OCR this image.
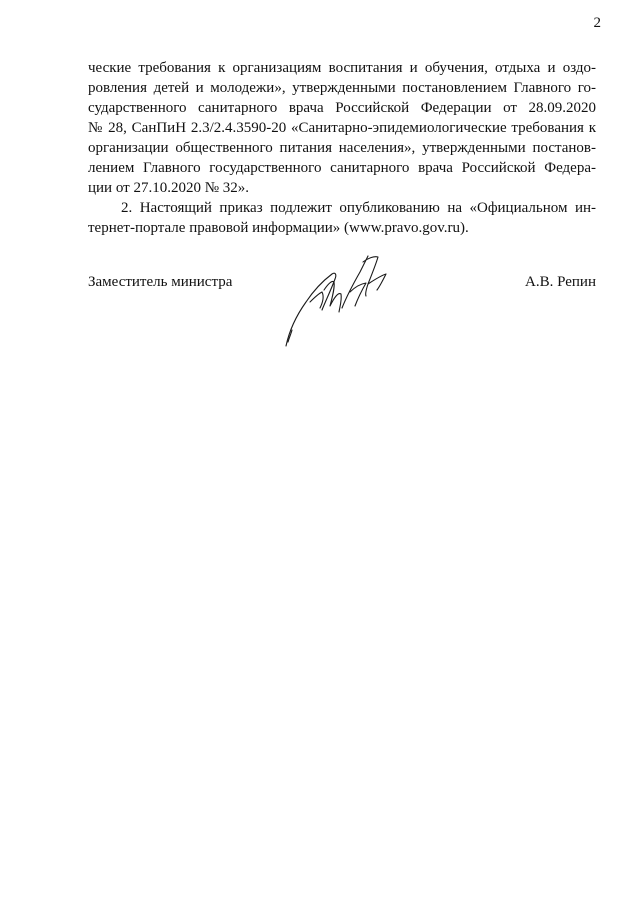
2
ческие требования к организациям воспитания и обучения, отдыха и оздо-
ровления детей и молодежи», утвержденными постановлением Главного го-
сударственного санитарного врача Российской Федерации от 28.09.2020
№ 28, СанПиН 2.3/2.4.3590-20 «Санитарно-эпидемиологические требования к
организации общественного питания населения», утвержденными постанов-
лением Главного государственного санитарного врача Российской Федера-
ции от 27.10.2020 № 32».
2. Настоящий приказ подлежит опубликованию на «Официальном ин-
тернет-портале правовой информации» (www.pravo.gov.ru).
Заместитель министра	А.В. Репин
::::::::
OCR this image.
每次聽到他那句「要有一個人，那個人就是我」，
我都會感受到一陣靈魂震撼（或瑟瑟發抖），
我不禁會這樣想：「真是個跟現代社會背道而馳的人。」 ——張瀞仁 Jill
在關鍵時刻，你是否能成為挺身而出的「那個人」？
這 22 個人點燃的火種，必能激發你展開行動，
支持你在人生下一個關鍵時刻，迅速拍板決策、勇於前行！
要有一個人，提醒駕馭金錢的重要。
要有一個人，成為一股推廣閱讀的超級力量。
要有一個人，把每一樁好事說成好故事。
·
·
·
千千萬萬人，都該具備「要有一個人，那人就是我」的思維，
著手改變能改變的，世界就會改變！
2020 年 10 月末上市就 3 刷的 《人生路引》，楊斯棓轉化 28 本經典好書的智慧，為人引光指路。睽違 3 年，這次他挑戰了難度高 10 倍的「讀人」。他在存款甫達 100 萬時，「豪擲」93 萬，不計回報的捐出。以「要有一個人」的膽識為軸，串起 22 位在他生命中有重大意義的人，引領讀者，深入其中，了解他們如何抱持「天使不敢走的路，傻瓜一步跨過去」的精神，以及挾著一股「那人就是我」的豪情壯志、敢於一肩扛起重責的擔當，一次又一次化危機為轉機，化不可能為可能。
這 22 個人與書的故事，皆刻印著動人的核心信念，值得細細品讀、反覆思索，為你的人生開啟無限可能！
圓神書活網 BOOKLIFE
::::::::
■ Your instructions
Of the lines in the entries, how many include the word "утвержденными"? State only the number.

■ Task output
2